The task:
Please count the lines below that contain the word "Neuralink", and reply with that number alone.
═════ Task data
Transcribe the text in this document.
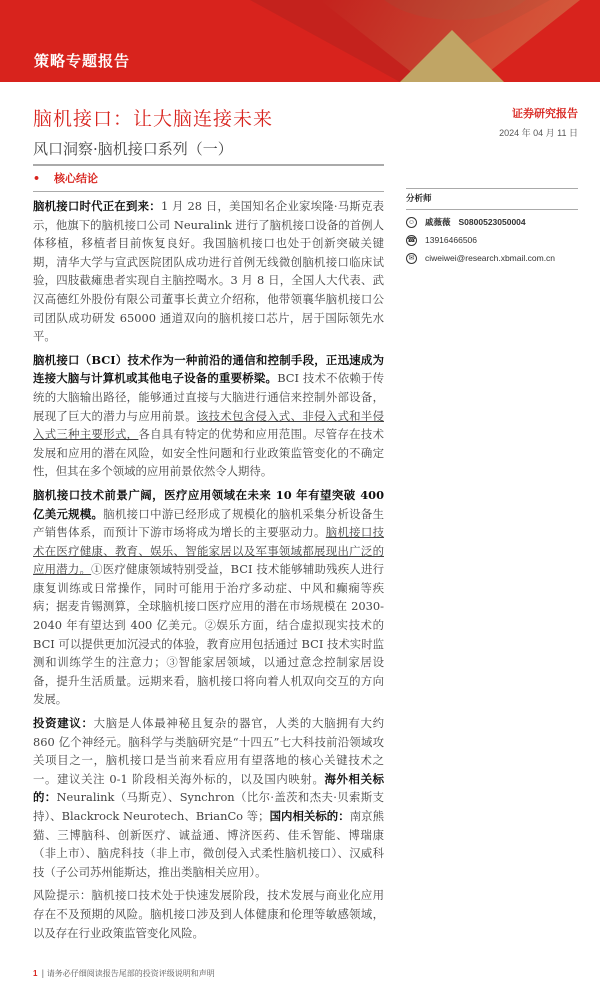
策略专题报告
脑机接口：让大脑连接未来
风口洞察·脑机接口系列（一）
• 核心结论
脑机接口时代正在到来：1 月 28 日，美国知名企业家埃隆·马斯克表示，他旗下的脑机接口公司 Neuralink 进行了脑机接口设备的首例人体移植，移植者目前恢复良好。我国脑机接口也处于创新突破关键期，清华大学与宣武医院团队成功进行首例无线微创脑机接口临床试验，四肢截瘫患者实现自主脑控喝水。3 月 8 日，全国人大代表、武汉高德红外股份有限公司董事长黄立介绍称，他带领襄华脑机接口公司团队成功研发 65000 通道双向的脑机接口芯片，居于国际领先水平。
脑机接口（BCI）技术作为一种前沿的通信和控制手段，正迅速成为连接大脑与计算机或其他电子设备的重要桥梁。BCI 技术不依赖于传统的大脑输出路径，能够通过直接与大脑进行通信来控制外部设备，展现了巨大的潜力与应用前景。该技术包含侵入式、非侵入式和半侵入式三种主要形式，各自具有特定的优势和应用范围。尽管存在技术发展和应用的潜在风险，如安全性问题和行业政策监管变化的不确定性，但其在多个领域的应用前景依然令人期待。
脑机接口技术前景广阔，医疗应用领域在未来 10 年有望突破 400 亿美元规模。脑机接口中游已经形成了规模化的脑机采集分析设备生产销售体系，而预计下游市场将成为增长的主要驱动力。脑机接口技术在医疗健康、教育、娱乐、智能家居以及军事领域都展现出广泛的应用潜力。①医疗健康领域特别受益，BCI 技术能够辅助残疾人进行康复训练或日常操作，同时可能用于治疗多动症、中风和癫痫等疾病；据麦肯锡测算，全球脑机接口医疗应用的潜在市场规模在 2030-2040 年有望达到 400 亿美元。②娱乐方面，结合虚拟现实技术的 BCI 可以提供更加沉浸式的体验，教育应用包括通过 BCI 技术实时监测和训练学生的注意力；③智能家居领域，以通过意念控制家居设备，提升生活质量。远期来看，脑机接口将向着人机双向交互的方向发展。
投资建议：大脑是人体最神秘且复杂的器官，人类的大脑拥有大约 860 亿个神经元。脑科学与类脑研究是“十四五”七大科技前沿领域攻关项目之一，脑机接口是当前来看应用有望落地的核心关键技术之一。建议关注 0-1 阶段相关海外标的，以及国内映射。海外相关标的：Neuralink（马斯克）、Synchron（比尔·盖茨和杰夫·贝索斯支持）、Blackrock Neurotech、BrianCo 等；国内相关标的：南京熊猫、三博脑科、创新医疗、诚益通、博济医药、佳禾智能、博瑞康（非上市）、脑虎科技（非上市，微创侵入式柔性脑机接口）、汉威科技（子公司苏州能斯达，推出类脑相关应用）。
风险提示：脑机接口技术处于快速发展阶段，技术发展与商业化应用存在不及预期的风险。脑机接口涉及到人体健康和伦理等敏感领域，以及存在行业政策监管变化风险。
1 | 请务必仔细阅读报告尾部的投资评级说明和声明
证券研究报告
2024 年 04 月 11 日
分析师
☺ 戚薇薇 S0800523050004
☎ 13916466506
✉	ciweiwei@research.xbmail.com.cn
══════════
Exercise response:
2